Dataset rows about figures:
## begin
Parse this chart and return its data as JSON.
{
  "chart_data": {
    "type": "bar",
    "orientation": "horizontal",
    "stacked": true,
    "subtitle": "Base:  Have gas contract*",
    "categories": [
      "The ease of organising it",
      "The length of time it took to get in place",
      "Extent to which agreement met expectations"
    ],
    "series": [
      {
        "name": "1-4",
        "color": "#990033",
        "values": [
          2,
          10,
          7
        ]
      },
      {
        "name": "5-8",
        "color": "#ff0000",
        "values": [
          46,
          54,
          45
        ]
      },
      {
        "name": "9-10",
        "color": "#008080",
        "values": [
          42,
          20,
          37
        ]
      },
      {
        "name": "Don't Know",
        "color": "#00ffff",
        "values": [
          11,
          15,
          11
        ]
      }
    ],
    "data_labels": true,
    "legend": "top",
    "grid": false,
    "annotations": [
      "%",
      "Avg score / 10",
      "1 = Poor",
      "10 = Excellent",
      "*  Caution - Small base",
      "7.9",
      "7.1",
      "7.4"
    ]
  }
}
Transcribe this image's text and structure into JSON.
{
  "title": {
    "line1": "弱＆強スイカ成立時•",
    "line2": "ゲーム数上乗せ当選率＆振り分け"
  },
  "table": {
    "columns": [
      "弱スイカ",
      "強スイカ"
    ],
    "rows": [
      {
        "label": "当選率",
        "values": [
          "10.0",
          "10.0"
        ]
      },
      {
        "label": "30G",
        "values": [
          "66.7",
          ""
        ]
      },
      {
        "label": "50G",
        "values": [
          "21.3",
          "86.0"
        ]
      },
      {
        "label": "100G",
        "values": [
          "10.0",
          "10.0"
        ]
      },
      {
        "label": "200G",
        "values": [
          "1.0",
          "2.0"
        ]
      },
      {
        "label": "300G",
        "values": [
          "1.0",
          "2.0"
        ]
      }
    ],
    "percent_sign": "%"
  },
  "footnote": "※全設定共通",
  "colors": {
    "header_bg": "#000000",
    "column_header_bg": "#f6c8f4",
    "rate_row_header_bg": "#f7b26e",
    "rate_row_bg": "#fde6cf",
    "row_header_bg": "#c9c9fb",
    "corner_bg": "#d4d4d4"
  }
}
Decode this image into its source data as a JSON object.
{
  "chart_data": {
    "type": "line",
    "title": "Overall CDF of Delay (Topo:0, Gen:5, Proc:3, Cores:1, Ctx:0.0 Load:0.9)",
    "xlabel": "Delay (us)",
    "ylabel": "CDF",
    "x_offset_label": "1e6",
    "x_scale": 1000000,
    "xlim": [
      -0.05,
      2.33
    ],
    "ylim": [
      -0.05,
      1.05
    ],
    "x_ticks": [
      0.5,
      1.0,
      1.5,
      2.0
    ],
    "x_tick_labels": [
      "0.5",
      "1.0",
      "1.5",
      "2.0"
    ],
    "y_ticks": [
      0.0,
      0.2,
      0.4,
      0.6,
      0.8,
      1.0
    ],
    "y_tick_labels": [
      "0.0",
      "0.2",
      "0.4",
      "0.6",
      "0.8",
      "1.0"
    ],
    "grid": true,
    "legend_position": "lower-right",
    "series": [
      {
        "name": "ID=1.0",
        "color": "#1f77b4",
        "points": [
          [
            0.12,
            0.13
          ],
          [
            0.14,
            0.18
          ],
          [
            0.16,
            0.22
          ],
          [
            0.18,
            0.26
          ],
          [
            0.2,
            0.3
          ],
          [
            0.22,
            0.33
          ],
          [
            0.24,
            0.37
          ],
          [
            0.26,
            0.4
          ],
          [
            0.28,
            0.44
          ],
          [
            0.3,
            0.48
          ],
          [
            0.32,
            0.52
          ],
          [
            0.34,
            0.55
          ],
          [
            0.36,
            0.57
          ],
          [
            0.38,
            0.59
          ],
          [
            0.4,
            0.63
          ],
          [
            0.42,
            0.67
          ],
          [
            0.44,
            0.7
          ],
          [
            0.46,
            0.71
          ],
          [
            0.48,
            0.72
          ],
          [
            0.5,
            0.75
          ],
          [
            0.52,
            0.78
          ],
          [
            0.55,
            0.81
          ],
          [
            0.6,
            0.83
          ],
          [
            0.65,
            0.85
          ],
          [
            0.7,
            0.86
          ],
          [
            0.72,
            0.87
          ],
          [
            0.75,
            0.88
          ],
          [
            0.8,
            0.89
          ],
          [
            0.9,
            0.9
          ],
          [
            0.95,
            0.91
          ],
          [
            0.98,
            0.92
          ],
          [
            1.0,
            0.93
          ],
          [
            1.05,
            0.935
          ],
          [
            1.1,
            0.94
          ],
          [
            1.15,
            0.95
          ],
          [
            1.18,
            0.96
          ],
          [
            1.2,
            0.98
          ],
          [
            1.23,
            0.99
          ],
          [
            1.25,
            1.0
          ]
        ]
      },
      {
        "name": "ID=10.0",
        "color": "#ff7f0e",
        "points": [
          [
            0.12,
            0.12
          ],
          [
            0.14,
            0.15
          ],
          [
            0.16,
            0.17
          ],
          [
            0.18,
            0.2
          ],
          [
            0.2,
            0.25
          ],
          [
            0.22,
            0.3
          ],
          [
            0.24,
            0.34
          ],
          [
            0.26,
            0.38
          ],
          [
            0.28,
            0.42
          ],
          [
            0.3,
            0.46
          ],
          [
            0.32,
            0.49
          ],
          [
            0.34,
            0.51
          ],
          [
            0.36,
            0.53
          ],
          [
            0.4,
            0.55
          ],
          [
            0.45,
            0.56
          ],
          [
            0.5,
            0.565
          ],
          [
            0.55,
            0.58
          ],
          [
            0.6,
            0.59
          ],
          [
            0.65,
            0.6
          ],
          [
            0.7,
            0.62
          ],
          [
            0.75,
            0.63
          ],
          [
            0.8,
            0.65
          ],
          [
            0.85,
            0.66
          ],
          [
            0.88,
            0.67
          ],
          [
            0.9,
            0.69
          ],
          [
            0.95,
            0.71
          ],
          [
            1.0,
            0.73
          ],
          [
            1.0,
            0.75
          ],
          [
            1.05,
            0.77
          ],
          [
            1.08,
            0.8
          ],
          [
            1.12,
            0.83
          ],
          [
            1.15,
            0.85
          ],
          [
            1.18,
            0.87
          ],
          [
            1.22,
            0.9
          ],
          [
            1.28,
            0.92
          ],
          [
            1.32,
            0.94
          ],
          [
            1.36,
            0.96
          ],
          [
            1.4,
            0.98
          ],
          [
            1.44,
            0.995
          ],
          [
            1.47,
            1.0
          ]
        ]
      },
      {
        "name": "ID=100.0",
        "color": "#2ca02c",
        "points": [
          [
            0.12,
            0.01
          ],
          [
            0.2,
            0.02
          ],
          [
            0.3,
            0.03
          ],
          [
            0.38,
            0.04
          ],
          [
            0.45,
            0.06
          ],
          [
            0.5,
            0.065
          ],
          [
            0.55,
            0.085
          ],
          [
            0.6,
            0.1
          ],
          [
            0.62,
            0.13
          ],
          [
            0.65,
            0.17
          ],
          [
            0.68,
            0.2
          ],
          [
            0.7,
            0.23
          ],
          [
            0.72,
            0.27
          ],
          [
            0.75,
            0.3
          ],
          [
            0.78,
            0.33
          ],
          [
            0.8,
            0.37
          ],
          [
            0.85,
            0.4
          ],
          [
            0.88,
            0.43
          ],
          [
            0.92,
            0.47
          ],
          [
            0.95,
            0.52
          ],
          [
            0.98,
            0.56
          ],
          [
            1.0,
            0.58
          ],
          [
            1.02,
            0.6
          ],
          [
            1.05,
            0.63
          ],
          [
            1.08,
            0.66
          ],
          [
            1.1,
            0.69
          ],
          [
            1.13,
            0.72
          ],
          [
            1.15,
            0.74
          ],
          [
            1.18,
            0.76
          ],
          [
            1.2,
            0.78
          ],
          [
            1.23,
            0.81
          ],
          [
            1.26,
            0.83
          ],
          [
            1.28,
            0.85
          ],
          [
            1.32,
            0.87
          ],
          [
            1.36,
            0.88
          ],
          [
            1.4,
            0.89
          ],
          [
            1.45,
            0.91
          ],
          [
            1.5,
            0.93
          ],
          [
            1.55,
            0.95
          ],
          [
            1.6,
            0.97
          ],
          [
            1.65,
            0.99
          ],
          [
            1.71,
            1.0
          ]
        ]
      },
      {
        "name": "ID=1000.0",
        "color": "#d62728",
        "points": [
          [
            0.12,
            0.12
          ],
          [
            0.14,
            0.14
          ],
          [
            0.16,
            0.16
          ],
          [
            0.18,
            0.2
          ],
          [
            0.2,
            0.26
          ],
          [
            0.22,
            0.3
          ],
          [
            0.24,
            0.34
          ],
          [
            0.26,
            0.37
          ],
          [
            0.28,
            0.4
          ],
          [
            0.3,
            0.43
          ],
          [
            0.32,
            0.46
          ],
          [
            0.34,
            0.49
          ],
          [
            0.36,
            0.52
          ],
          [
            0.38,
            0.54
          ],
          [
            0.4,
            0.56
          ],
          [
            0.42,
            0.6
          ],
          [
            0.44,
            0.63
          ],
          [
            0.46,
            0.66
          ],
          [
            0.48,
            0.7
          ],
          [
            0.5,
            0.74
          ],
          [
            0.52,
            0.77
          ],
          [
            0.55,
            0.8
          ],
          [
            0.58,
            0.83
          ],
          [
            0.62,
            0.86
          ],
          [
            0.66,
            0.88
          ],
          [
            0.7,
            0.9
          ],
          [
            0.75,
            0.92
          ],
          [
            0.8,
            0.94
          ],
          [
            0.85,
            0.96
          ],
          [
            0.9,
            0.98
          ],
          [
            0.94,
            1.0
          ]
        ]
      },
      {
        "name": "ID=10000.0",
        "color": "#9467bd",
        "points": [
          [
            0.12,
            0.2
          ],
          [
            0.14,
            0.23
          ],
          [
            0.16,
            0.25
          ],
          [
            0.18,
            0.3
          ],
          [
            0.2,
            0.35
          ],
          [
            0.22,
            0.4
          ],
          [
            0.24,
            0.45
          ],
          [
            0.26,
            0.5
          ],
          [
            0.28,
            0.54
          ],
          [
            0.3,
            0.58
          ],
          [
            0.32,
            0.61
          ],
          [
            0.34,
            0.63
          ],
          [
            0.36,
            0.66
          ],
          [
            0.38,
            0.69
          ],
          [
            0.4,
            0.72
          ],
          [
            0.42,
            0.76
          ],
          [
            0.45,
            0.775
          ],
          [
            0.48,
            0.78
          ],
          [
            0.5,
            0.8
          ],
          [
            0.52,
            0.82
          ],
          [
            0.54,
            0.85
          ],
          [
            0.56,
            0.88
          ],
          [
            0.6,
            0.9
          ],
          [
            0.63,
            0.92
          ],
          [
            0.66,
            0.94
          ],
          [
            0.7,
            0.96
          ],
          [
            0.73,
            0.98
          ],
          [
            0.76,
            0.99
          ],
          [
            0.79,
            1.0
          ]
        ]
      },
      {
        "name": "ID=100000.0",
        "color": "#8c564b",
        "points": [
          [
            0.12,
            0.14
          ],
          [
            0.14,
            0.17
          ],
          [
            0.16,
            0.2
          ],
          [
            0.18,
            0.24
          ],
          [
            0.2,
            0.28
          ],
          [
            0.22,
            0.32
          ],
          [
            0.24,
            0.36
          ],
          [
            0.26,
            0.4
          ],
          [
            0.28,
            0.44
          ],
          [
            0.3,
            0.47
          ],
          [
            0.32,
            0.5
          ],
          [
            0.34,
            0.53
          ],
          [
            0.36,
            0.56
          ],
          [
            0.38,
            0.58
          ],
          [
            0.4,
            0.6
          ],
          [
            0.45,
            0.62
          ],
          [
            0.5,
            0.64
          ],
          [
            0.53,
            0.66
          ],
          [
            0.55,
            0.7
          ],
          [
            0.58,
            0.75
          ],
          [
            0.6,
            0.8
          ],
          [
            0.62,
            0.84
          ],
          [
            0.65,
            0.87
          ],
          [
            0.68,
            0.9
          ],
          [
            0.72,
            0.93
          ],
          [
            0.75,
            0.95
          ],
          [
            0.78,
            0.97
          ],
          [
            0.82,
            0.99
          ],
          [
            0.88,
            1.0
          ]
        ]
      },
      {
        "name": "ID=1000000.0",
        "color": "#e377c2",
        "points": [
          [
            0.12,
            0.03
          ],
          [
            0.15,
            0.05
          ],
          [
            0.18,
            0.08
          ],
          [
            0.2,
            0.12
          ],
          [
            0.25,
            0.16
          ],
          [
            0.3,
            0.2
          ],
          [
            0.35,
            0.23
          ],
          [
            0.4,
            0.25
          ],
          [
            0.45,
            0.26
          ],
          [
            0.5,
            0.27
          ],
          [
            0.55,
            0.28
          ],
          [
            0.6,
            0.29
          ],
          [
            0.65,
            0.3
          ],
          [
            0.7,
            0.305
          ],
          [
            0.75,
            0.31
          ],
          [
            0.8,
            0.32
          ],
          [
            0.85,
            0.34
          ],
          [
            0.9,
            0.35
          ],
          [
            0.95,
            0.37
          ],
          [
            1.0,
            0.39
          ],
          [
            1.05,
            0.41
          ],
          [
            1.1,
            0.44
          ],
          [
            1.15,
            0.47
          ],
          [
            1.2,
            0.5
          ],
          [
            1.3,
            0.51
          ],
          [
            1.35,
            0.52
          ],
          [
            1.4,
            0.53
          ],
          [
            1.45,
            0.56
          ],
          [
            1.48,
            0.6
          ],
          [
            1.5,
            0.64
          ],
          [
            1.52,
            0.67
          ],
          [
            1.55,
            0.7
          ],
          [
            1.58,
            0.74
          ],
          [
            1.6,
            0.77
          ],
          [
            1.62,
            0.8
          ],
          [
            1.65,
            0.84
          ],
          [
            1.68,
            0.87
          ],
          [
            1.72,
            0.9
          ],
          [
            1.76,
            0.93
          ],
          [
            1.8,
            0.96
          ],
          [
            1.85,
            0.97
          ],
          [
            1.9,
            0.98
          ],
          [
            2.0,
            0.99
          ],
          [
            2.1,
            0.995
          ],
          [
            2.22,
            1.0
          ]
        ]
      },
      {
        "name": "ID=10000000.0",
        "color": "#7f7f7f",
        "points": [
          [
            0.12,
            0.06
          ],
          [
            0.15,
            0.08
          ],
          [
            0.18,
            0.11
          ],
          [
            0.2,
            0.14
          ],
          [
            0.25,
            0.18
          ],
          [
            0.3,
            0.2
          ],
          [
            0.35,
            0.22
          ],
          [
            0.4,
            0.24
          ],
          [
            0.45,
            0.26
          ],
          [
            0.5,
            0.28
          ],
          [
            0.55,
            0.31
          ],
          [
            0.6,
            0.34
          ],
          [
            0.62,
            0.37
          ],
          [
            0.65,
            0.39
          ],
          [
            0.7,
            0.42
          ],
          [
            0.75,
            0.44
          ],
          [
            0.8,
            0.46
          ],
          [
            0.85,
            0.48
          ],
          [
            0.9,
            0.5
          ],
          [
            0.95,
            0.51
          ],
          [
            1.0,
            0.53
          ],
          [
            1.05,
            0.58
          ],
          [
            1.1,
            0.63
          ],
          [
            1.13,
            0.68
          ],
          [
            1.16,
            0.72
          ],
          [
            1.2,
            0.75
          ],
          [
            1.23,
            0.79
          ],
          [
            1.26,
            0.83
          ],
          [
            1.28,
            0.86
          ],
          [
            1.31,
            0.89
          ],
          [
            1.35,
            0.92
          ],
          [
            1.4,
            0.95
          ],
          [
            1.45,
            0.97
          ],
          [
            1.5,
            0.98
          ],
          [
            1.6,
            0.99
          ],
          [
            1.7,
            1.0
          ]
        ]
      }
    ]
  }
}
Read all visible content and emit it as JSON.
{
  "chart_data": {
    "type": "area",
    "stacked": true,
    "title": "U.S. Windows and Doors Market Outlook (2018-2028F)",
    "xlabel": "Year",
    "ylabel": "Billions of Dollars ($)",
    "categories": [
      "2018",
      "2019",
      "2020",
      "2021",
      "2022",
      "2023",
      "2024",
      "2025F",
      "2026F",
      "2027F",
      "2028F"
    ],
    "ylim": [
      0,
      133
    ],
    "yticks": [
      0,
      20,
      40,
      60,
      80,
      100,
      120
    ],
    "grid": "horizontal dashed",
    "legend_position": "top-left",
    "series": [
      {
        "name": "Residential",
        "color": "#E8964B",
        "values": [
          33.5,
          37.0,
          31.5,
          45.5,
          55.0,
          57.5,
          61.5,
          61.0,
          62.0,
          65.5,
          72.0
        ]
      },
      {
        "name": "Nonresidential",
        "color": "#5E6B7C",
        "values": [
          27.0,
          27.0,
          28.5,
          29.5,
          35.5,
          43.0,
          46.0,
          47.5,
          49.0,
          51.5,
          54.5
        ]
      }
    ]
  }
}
## end
Show every line where the string "JSON" appears.

- **RESPONSE FOR THIS EXERCISE**
Parse this chart and return its data as JSON.
Transcribe this image's text and structure into JSON.
Decode this image into its source data as a JSON object.
Read all visible content and emit it as JSON.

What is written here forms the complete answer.